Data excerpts
..........

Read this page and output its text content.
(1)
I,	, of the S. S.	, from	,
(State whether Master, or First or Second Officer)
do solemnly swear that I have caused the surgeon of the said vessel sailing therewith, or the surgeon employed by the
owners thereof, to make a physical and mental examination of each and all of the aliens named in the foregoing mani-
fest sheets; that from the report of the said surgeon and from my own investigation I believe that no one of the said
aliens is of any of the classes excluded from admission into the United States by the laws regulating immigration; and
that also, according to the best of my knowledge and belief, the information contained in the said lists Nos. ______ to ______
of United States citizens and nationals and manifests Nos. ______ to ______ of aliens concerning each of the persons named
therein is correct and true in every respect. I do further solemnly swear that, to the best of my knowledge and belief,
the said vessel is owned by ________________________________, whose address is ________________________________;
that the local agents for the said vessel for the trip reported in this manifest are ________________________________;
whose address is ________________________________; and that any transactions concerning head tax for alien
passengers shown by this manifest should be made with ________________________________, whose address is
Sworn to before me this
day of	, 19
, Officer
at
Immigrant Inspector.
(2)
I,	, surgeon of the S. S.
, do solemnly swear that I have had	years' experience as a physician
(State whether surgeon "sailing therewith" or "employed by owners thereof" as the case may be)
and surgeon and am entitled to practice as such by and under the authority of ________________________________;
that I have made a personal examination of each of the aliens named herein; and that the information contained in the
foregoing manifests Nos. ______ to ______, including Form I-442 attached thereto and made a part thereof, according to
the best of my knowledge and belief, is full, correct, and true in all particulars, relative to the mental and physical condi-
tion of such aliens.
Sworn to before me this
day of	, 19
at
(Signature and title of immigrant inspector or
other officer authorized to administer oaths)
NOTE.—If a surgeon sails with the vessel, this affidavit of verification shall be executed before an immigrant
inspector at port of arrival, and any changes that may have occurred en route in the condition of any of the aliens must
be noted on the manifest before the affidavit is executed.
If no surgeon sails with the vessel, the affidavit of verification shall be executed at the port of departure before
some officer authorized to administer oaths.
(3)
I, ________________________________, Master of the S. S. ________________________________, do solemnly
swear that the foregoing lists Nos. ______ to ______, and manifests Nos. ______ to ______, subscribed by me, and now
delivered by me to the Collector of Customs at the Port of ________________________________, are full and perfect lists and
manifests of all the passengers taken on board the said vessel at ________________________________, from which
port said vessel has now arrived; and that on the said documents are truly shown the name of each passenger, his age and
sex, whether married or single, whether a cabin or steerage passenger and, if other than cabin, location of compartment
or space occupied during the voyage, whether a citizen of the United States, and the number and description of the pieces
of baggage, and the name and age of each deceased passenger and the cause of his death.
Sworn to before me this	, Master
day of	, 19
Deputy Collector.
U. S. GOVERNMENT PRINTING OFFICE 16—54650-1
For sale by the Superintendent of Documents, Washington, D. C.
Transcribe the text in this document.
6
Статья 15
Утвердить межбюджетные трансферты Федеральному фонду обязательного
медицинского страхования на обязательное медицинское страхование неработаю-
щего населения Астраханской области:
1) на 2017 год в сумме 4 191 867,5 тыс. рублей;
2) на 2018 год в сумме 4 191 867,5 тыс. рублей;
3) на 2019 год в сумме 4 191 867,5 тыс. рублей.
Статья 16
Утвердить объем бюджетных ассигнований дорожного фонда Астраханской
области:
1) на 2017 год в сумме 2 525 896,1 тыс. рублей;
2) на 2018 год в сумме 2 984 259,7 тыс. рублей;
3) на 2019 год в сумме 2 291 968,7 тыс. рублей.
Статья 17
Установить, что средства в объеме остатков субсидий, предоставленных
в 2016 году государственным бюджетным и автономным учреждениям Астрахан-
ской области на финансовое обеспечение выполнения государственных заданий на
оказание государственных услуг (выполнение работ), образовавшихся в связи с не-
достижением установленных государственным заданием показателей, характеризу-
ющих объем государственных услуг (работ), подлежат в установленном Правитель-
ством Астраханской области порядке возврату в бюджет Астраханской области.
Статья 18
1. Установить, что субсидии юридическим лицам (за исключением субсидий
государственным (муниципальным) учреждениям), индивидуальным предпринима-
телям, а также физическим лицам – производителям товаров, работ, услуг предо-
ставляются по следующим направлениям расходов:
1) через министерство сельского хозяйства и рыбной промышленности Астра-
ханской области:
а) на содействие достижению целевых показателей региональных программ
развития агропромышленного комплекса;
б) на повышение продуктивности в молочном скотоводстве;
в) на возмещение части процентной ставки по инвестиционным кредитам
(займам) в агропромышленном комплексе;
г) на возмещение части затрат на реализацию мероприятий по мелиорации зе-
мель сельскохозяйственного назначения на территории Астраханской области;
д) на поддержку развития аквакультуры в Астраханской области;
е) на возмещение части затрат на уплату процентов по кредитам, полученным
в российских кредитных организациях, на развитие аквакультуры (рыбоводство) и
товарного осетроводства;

..........

• [Set problem]:
Select every line in the records above that contains the word "услуг".

• [Exercise response]:
оказание государственных услуг (выполнение работ), образовавшихся в связи с не-
ющих объем государственных услуг (работ), подлежат в установленном Правитель-
телям, а также физическим лицам – производителям товаров, работ, услуг предо-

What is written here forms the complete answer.